> _Your goal_
Would you copy out the whole listing exactly as given?

# # # # # # #

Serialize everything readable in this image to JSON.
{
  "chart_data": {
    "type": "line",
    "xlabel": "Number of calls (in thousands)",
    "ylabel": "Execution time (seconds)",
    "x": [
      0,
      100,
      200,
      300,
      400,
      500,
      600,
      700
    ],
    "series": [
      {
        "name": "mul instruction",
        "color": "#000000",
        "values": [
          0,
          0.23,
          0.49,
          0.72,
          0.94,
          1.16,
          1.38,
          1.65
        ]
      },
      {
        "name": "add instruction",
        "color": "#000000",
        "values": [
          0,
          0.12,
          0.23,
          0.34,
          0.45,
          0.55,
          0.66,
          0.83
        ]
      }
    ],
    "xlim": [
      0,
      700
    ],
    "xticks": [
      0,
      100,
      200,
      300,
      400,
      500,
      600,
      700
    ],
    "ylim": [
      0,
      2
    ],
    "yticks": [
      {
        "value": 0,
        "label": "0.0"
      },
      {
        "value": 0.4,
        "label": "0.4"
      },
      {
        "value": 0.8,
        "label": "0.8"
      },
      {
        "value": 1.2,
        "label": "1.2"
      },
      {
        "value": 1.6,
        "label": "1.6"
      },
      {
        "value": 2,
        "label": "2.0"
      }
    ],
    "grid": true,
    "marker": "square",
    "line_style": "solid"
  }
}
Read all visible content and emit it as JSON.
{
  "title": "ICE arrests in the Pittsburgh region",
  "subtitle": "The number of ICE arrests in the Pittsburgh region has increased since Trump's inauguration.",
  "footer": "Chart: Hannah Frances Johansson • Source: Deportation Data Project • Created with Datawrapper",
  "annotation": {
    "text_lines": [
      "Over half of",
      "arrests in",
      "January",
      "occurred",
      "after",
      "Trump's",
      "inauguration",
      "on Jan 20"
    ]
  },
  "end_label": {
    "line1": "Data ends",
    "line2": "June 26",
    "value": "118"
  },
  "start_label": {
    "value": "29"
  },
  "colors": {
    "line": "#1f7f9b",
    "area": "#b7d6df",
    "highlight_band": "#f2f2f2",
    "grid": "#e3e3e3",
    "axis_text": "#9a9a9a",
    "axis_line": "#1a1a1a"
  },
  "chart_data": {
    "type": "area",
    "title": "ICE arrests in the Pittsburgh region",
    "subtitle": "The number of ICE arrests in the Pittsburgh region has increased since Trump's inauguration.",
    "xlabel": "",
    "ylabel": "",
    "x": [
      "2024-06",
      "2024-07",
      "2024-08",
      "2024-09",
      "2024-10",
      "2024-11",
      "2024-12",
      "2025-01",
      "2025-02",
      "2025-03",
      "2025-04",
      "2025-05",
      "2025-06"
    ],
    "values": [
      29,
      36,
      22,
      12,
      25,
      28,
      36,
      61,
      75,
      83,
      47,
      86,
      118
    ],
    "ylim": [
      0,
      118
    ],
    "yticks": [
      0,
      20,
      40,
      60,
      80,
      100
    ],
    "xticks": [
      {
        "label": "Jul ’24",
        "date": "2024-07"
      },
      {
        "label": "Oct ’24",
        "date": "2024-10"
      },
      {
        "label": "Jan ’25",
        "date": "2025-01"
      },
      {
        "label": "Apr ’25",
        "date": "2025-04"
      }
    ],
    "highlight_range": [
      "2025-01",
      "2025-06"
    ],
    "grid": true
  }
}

# # # # # # #

> _Exercise response_
Serialize everything readable in this image to JSON.
{
  "chart_data": {
    "type": "line",
    "xlabel": "Number of calls (in thousands)",
    "ylabel": "Execution time (seconds)",
    "x": [
      0,
      100,
      200,
      300,
      400,
      500,
      600,
      700
    ],
    "series": [
      {
        "name": "mul instruction",
        "color": "#000000",
        "values": [
          0,
          0.23,
          0.49,
          0.72,
          0.94,
          1.16,
          1.38,
          1.65
        ]
      },
      {
        "name": "add instruction",
        "color": "#000000",
        "values": [
          0,
          0.12,
          0.23,
          0.34,
          0.45,
          0.55,
          0.66,
          0.83
        ]
      }
    ],
    "xlim": [
      0,
      700
    ],
    "xticks": [
      0,
      100,
      200,
      300,
      400,
      500,
      600,
      700
    ],
    "ylim": [
      0,
      2
    ],
    "yticks": [
      {
        "value": 0,
        "label": "0.0"
      },
      {
        "value": 0.4,
        "label": "0.4"
      },
      {
        "value": 0.8,
        "label": "0.8"
      },
      {
        "value": 1.2,
        "label": "1.2"
      },
      {
        "value": 1.6,
        "label": "1.6"
      },
      {
        "value": 2,
        "label": "2.0"
      }
    ],
    "grid": true,
    "marker": "square",
    "line_style": "solid"
  }
}
Read all visible content and emit it as JSON.
{
  "title": "ICE arrests in the Pittsburgh region",
  "subtitle": "The number of ICE arrests in the Pittsburgh region has increased since Trump's inauguration.",
  "footer": "Chart: Hannah Frances Johansson • Source: Deportation Data Project • Created with Datawrapper",
  "annotation": {
    "text_lines": [
      "Over half of",
      "arrests in",
      "January",
      "occurred",
      "after",
      "Trump's",
      "inauguration",
      "on Jan 20"
    ]
  },
  "end_label": {
    "line1": "Data ends",
    "line2": "June 26",
    "value": "118"
  },
  "start_label": {
    "value": "29"
  },
  "colors": {
    "line": "#1f7f9b",
    "area": "#b7d6df",
    "highlight_band": "#f2f2f2",
    "grid": "#e3e3e3",
    "axis_text": "#9a9a9a",
    "axis_line": "#1a1a1a"
  },
  "chart_data": {
    "type": "area",
    "title": "ICE arrests in the Pittsburgh region",
    "subtitle": "The number of ICE arrests in the Pittsburgh region has increased since Trump's inauguration.",
    "xlabel": "",
    "ylabel": "",
    "x": [
      "2024-06",
      "2024-07",
      "2024-08",
      "2024-09",
      "2024-10",
      "2024-11",
      "2024-12",
      "2025-01",
      "2025-02",
      "2025-03",
      "2025-04",
      "2025-05",
      "2025-06"
    ],
    "values": [
      29,
      36,
      22,
      12,
      25,
      28,
      36,
      61,
      75,
      83,
      47,
      86,
      118
    ],
    "ylim": [
      0,
      118
    ],
    "yticks": [
      0,
      20,
      40,
      60,
      80,
      100
    ],
    "xticks": [
      {
        "label": "Jul ’24",
        "date": "2024-07"
      },
      {
        "label": "Oct ’24",
        "date": "2024-10"
      },
      {
        "label": "Jan ’25",
        "date": "2025-01"
      },
      {
        "label": "Apr ’25",
        "date": "2025-04"
      }
    ],
    "highlight_range": [
      "2025-01",
      "2025-06"
    ],
    "grid": true
  }
}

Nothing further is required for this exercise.